Extract each line of the data and write it out again exactly.

# start of Records for this exercise

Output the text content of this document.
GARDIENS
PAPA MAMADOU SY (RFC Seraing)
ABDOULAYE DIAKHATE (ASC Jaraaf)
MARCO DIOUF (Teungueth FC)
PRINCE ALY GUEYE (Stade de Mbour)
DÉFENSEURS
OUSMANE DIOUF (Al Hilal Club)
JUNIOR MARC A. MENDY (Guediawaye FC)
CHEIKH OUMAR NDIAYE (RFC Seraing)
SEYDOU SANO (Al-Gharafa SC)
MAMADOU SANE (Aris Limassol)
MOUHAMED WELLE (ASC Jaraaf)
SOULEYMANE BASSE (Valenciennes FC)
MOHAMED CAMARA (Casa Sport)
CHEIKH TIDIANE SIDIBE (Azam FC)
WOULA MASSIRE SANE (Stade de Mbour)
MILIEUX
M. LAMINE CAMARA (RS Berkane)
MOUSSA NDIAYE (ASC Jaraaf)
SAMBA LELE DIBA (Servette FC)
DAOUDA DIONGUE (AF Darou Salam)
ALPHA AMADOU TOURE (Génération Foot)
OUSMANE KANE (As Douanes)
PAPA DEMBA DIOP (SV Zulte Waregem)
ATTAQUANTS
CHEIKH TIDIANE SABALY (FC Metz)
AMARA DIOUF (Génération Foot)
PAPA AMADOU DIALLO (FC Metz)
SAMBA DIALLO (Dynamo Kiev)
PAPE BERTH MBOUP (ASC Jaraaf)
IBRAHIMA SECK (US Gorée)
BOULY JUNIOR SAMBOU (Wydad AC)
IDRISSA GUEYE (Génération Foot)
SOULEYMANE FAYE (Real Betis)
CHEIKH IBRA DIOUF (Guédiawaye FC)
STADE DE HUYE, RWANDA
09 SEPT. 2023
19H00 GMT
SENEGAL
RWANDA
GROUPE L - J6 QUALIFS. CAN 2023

# end of Records for this exercise

[Right answer]
Output the text content of this document.
GARDIENS
PAPA MAMADOU SY (RFC Seraing)
ABDOULAYE DIAKHATE (ASC Jaraaf)
MARCO DIOUF (Teungueth FC)
PRINCE ALY GUEYE (Stade de Mbour)
DÉFENSEURS
OUSMANE DIOUF (Al Hilal Club)
JUNIOR MARC A. MENDY (Guediawaye FC)
CHEIKH OUMAR NDIAYE (RFC Seraing)
SEYDOU SANO (Al-Gharafa SC)
MAMADOU SANE (Aris Limassol)
MOUHAMED WELLE (ASC Jaraaf)
SOULEYMANE BASSE (Valenciennes FC)
MOHAMED CAMARA (Casa Sport)
CHEIKH TIDIANE SIDIBE (Azam FC)
WOULA MASSIRE SANE (Stade de Mbour)
MILIEUX
M. LAMINE CAMARA (RS Berkane)
MOUSSA NDIAYE (ASC Jaraaf)
SAMBA LELE DIBA (Servette FC)
DAOUDA DIONGUE (AF Darou Salam)
ALPHA AMADOU TOURE (Génération Foot)
OUSMANE KANE (As Douanes)
PAPA DEMBA DIOP (SV Zulte Waregem)
ATTAQUANTS
CHEIKH TIDIANE SABALY (FC Metz)
AMARA DIOUF (Génération Foot)
PAPA AMADOU DIALLO (FC Metz)
SAMBA DIALLO (Dynamo Kiev)
PAPE BERTH MBOUP (ASC Jaraaf)
IBRAHIMA SECK (US Gorée)
BOULY JUNIOR SAMBOU (Wydad AC)
IDRISSA GUEYE (Génération Foot)
SOULEYMANE FAYE (Real Betis)
CHEIKH IBRA DIOUF (Guédiawaye FC)
STADE DE HUYE, RWANDA
09 SEPT. 2023
19H00 GMT
SENEGAL
RWANDA
GROUPE L - J6 QUALIFS. CAN 2023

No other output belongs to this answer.